▸ Aim of the task
Please copy every line of the records below that holds the word "Musong".

▸ Records provided
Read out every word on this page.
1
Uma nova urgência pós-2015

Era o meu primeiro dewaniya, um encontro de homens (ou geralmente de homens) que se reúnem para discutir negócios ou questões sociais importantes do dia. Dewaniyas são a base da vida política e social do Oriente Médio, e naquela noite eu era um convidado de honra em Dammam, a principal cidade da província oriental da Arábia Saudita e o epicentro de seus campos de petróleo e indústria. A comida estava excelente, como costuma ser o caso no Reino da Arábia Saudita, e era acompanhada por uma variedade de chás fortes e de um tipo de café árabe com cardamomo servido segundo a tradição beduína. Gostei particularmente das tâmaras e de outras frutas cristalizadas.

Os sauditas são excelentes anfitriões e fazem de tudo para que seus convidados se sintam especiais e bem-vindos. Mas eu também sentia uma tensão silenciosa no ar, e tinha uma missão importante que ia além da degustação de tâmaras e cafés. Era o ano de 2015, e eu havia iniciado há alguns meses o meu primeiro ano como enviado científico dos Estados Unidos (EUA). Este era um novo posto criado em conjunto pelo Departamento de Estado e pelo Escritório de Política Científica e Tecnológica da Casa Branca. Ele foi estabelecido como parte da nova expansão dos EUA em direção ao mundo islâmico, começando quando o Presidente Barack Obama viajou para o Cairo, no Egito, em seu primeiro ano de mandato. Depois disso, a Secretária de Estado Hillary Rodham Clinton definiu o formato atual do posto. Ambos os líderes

==

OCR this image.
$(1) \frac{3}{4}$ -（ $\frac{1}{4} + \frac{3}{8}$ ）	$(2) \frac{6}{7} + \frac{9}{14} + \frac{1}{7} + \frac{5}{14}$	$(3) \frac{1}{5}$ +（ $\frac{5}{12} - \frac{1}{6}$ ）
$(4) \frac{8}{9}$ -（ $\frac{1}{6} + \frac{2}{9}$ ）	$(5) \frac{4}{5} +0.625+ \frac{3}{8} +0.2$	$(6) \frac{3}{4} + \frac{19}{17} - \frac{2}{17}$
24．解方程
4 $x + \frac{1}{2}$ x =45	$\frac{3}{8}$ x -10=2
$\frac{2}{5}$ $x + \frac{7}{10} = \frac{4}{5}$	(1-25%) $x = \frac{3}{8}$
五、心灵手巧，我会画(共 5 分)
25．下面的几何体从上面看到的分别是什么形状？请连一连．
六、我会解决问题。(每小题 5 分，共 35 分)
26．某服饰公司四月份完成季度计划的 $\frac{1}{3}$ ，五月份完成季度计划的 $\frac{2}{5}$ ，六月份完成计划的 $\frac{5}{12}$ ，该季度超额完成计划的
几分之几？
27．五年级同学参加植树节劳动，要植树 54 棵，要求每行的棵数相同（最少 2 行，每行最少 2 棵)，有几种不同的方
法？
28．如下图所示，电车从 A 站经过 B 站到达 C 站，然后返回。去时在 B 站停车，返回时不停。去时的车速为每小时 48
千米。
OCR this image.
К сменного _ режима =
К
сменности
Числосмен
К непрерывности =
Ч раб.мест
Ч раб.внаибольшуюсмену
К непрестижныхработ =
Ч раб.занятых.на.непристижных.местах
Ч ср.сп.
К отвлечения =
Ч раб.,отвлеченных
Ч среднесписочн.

--

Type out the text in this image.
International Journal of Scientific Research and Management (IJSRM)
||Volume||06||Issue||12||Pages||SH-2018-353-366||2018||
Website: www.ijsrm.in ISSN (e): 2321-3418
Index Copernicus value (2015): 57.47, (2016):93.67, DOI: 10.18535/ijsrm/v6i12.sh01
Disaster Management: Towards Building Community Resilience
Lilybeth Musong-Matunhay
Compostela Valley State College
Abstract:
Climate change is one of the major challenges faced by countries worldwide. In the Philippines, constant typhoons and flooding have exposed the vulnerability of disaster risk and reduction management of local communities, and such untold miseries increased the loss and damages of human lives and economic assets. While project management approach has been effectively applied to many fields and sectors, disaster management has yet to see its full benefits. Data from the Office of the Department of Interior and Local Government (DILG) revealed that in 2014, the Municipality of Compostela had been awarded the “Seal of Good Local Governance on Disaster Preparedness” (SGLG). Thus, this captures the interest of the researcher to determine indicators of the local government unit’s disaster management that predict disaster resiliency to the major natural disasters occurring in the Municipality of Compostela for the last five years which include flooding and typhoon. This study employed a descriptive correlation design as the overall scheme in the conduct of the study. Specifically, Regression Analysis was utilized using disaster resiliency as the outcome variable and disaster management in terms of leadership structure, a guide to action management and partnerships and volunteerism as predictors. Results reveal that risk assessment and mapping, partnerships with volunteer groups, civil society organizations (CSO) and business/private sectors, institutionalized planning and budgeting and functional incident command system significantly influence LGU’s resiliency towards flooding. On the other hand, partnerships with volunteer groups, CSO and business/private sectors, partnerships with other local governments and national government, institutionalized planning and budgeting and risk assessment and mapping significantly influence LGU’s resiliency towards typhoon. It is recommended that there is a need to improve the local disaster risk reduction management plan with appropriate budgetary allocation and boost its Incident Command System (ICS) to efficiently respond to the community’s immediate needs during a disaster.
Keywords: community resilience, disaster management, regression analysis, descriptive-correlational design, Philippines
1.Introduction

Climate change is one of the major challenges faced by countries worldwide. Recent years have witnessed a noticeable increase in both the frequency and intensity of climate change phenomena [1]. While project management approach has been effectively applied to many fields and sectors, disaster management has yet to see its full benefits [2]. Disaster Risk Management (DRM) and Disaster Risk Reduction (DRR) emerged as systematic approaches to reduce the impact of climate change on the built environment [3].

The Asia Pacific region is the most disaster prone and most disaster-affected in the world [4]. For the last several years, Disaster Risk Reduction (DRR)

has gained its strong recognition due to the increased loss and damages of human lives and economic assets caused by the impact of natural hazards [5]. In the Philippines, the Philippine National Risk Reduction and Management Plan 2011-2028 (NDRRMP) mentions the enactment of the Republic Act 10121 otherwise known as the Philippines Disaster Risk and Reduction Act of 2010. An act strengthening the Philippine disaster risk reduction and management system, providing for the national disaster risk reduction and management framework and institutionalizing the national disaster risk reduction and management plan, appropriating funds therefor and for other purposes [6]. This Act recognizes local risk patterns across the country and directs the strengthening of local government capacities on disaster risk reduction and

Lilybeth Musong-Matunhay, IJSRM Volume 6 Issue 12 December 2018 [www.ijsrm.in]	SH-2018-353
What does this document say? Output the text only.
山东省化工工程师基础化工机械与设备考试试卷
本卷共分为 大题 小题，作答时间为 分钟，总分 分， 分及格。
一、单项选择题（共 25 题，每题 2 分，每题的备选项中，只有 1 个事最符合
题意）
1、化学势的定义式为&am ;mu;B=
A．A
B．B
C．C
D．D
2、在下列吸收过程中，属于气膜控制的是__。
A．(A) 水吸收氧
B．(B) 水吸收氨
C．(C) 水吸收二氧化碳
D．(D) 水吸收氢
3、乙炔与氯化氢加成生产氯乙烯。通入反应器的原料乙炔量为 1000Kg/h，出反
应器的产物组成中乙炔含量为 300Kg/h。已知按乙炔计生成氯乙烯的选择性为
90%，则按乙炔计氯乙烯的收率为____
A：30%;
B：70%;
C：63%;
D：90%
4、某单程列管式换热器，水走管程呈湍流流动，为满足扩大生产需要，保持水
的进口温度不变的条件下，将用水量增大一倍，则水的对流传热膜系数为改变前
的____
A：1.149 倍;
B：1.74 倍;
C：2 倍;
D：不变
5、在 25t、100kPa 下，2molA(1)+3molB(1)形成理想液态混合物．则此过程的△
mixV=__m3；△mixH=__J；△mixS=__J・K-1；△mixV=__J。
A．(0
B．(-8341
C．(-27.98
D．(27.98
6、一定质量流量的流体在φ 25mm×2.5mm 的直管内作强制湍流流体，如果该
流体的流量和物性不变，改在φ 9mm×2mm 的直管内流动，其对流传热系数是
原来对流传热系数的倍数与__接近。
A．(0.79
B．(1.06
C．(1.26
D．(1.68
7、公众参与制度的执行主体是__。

▸ The result
Lilybeth Musong-Matunhay
Lilybeth Musong-Matunhay, IJSRM Volume 6 Issue 12 December 2018 [www.ijsrm.in]	SH-2018-353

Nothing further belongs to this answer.